■ Task description ■
Reproduce every one of the entries below line for line and without alteration, omitting the pictures.

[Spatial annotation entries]

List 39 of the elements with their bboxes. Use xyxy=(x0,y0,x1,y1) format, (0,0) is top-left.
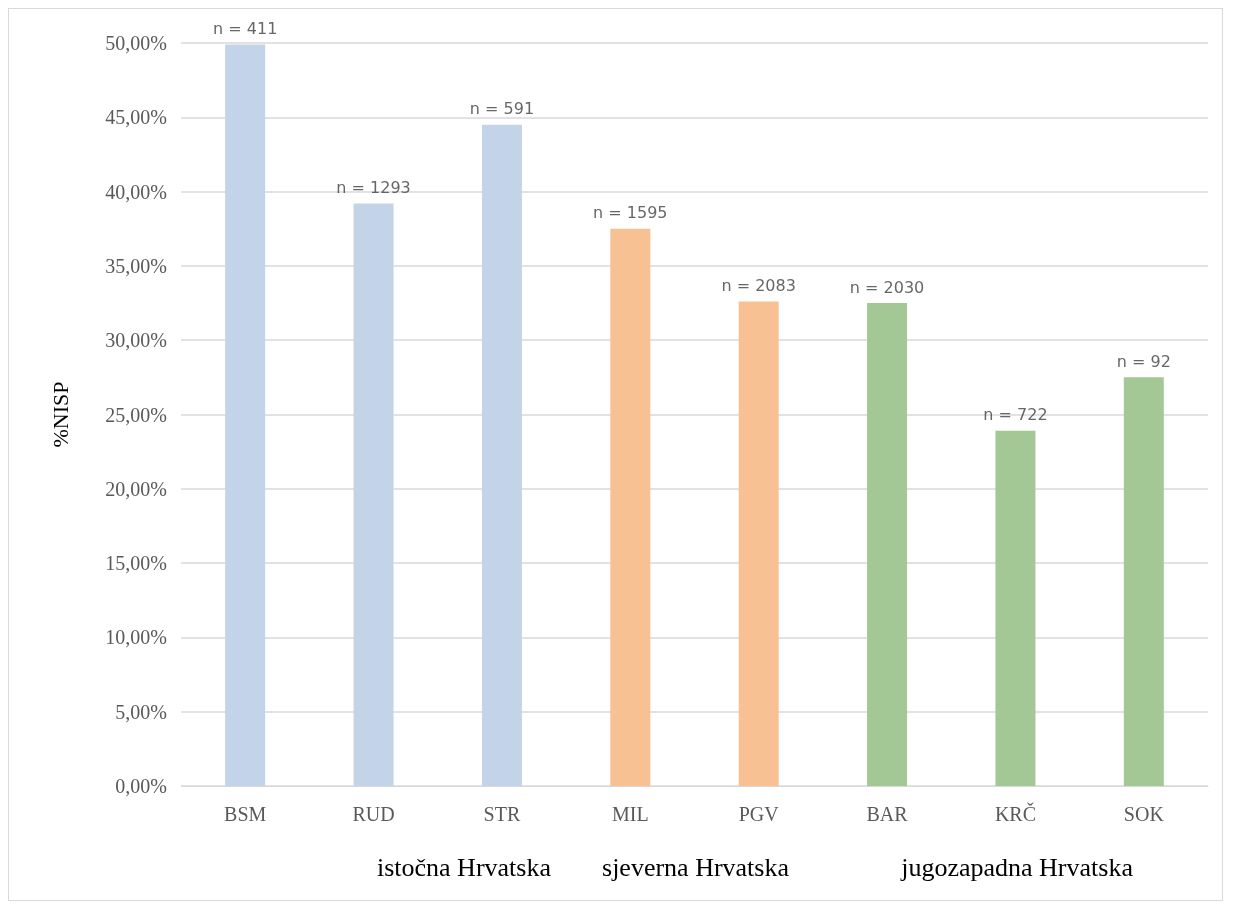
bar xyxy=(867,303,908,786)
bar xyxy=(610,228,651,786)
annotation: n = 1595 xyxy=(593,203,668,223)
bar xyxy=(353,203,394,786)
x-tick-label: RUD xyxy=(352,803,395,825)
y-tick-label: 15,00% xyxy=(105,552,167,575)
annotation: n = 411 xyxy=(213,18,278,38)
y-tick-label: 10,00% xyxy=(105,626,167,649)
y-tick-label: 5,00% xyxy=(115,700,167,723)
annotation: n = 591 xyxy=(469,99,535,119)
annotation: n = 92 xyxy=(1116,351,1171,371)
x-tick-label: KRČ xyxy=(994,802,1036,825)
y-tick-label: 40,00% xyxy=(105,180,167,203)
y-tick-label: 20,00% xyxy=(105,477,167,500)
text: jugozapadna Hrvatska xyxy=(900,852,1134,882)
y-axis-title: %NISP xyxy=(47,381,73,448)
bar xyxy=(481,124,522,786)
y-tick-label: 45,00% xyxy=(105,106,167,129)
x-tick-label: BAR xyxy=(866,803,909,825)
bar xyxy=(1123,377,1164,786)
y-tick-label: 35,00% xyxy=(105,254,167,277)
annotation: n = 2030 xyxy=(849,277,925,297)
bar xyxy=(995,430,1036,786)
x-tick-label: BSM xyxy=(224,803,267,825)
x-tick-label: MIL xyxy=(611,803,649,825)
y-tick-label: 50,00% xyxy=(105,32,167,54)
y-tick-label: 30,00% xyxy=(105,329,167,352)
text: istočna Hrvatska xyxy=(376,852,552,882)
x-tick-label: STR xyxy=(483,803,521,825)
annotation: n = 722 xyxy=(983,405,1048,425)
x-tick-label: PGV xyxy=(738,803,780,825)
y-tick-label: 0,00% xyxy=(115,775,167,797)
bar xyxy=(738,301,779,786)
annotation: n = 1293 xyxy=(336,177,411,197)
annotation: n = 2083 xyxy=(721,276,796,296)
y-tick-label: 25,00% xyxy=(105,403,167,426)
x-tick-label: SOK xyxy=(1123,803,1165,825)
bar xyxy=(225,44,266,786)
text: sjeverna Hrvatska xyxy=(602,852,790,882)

■ Final answer ■
List 39 of the elements with their bboxes. Use xyxy=(x0,y0,x1,y1) format, (0,0) is top-left.
bar xyxy=(867,303,908,786)
bar xyxy=(610,228,651,786)
annotation: n = 1595 xyxy=(593,203,668,223)
bar xyxy=(353,203,394,786)
x-tick-label: RUD xyxy=(352,803,395,825)
y-tick-label: 15,00% xyxy=(105,552,167,575)
annotation: n = 411 xyxy=(213,18,278,38)
y-tick-label: 10,00% xyxy=(105,626,167,649)
y-tick-label: 5,00% xyxy=(115,700,167,723)
annotation: n = 591 xyxy=(469,99,535,119)
annotation: n = 92 xyxy=(1116,351,1171,371)
x-tick-label: KRČ xyxy=(994,802,1036,825)
y-tick-label: 40,00% xyxy=(105,180,167,203)
y-tick-label: 20,00% xyxy=(105,477,167,500)
text: jugozapadna Hrvatska xyxy=(900,852,1134,882)
y-axis-title: %NISP xyxy=(47,381,73,448)
bar xyxy=(481,124,522,786)
y-tick-label: 45,00% xyxy=(105,106,167,129)
x-tick-label: BAR xyxy=(866,803,909,825)
bar xyxy=(1123,377,1164,786)
y-tick-label: 35,00% xyxy=(105,254,167,277)
annotation: n = 2030 xyxy=(849,277,925,297)
bar xyxy=(995,430,1036,786)
x-tick-label: BSM xyxy=(224,803,267,825)
x-tick-label: MIL xyxy=(611,803,649,825)
y-tick-label: 50,00% xyxy=(105,32,167,54)
y-tick-label: 30,00% xyxy=(105,329,167,352)
text: istočna Hrvatska xyxy=(376,852,552,882)
x-tick-label: STR xyxy=(483,803,521,825)
annotation: n = 722 xyxy=(983,405,1048,425)
x-tick-label: PGV xyxy=(738,803,780,825)
y-tick-label: 0,00% xyxy=(115,775,167,797)
bar xyxy=(738,301,779,786)
annotation: n = 1293 xyxy=(336,177,411,197)
annotation: n = 2083 xyxy=(721,276,796,296)
y-tick-label: 25,00% xyxy=(105,403,167,426)
x-tick-label: SOK xyxy=(1123,803,1165,825)
bar xyxy=(225,44,266,786)
text: sjeverna Hrvatska xyxy=(602,852,790,882)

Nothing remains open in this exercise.